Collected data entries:
......

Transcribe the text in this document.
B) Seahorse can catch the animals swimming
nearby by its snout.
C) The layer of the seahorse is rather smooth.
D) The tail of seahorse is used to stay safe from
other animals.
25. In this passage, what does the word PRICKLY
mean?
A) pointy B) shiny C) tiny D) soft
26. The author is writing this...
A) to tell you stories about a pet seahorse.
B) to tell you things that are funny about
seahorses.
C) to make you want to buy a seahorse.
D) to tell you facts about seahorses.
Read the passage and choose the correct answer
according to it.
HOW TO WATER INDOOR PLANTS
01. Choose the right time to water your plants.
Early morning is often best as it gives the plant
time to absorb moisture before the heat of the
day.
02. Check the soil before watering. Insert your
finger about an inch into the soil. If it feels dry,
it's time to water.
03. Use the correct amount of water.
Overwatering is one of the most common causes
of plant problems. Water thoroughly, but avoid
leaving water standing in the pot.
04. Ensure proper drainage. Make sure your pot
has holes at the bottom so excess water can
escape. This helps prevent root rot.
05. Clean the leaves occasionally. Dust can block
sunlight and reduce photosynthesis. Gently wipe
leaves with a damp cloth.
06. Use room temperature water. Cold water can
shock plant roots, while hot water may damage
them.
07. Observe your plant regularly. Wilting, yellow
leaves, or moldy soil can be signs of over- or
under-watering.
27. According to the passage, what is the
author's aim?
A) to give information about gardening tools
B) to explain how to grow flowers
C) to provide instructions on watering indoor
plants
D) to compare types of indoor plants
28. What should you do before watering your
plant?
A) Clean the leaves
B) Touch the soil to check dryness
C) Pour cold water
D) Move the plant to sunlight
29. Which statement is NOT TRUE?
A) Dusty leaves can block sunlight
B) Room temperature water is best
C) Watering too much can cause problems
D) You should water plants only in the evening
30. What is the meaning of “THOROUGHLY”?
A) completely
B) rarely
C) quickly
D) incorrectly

......

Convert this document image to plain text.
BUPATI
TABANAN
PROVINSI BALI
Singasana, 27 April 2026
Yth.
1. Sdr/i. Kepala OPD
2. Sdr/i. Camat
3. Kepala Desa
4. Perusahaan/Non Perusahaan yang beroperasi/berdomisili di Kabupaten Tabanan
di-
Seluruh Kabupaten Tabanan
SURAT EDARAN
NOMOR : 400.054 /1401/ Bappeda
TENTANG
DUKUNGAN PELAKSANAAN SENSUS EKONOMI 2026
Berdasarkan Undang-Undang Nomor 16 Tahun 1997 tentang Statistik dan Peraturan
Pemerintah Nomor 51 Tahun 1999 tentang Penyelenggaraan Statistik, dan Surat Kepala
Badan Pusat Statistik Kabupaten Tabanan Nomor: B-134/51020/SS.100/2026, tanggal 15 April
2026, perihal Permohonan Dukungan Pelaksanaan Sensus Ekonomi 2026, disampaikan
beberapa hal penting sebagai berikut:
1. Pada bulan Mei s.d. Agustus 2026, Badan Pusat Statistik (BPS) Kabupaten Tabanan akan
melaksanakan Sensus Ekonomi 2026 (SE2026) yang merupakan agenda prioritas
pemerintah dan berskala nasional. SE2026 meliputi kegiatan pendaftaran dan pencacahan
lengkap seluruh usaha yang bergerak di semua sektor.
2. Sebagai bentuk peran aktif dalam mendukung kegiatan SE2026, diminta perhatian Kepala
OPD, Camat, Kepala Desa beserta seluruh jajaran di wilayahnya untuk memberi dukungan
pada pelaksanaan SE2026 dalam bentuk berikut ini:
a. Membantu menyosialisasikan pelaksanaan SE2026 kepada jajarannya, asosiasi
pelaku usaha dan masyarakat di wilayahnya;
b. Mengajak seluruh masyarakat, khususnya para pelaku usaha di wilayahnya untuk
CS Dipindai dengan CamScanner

......

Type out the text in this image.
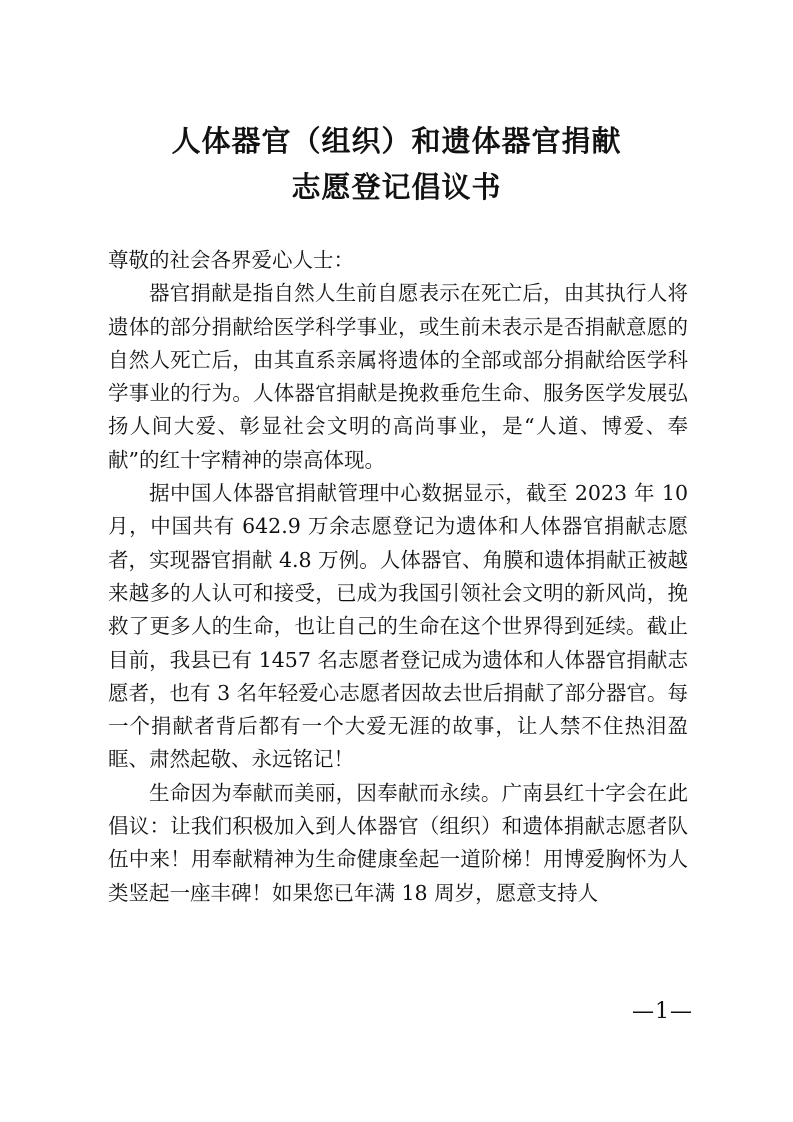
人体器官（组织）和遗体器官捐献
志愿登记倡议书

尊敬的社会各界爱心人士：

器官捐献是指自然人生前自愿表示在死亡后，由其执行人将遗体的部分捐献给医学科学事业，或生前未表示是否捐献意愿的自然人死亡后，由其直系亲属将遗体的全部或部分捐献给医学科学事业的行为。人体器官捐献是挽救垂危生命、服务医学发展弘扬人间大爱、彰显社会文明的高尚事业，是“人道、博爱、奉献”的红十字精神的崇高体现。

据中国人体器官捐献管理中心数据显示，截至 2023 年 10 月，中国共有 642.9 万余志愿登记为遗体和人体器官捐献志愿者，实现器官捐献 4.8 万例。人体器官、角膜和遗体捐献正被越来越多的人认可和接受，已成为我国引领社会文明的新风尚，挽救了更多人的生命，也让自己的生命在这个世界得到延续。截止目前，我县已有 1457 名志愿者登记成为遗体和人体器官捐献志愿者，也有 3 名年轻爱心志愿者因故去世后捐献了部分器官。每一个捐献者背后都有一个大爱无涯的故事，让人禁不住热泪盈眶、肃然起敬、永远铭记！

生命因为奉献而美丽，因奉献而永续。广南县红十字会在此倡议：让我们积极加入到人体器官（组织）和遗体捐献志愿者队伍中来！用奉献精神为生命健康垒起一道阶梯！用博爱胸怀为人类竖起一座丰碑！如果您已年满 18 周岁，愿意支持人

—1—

......

_The request_: Count each line where the string "time" occurs, and write only the number.

_Task solution_: 3